SUPPLIED MATERIAL:
>> Start
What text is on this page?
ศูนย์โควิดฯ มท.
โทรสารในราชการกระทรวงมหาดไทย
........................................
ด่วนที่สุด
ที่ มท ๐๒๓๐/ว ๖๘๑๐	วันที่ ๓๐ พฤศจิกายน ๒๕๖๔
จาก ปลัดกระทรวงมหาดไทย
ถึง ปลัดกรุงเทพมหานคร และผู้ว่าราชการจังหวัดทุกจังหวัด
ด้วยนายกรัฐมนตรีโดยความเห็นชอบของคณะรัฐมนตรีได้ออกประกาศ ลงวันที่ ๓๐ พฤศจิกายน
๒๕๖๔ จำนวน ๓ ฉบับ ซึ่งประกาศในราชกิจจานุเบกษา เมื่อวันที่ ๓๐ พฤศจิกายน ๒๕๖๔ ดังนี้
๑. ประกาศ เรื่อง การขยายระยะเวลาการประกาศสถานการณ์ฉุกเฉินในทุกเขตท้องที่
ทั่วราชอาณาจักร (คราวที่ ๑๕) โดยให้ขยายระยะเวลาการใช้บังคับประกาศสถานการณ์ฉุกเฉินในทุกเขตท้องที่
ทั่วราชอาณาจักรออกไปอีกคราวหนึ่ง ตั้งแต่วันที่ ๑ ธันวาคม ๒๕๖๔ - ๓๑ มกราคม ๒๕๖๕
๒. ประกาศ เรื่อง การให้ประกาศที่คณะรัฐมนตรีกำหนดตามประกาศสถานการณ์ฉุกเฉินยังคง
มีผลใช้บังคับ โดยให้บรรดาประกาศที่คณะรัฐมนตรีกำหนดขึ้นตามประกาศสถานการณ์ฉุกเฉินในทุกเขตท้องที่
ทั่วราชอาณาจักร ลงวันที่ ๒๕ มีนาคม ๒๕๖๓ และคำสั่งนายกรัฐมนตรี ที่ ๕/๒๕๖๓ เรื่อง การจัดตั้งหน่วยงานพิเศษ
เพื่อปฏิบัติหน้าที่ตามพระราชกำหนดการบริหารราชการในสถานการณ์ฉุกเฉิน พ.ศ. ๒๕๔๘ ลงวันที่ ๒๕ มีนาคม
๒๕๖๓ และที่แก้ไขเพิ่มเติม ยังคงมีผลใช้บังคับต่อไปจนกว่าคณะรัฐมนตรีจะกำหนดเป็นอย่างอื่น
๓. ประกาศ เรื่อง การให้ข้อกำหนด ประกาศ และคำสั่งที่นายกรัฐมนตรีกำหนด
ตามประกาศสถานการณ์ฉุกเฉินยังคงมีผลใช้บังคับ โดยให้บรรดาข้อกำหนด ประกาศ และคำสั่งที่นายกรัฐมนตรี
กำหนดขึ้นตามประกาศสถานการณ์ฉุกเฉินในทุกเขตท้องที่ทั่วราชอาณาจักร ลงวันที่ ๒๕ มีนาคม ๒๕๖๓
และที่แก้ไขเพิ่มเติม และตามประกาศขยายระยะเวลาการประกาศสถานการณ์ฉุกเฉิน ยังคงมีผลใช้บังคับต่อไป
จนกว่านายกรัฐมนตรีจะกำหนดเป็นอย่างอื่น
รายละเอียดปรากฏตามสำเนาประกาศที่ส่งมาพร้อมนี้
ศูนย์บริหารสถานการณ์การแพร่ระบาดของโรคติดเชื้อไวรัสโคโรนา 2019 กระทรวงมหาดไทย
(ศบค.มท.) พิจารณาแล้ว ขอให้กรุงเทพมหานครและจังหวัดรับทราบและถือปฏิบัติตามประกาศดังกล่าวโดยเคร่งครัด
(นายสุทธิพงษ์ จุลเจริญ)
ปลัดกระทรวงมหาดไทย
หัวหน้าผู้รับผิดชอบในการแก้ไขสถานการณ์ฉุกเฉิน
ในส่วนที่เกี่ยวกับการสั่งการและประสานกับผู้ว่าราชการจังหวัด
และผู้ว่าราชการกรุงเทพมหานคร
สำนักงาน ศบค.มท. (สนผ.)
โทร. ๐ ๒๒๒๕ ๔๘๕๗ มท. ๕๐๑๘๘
>> End
PROBLEM STATEMENT:
State how many lines of the listing above hold the word "าราชการจ", with nothing but the number.

FINAL RESULT:
2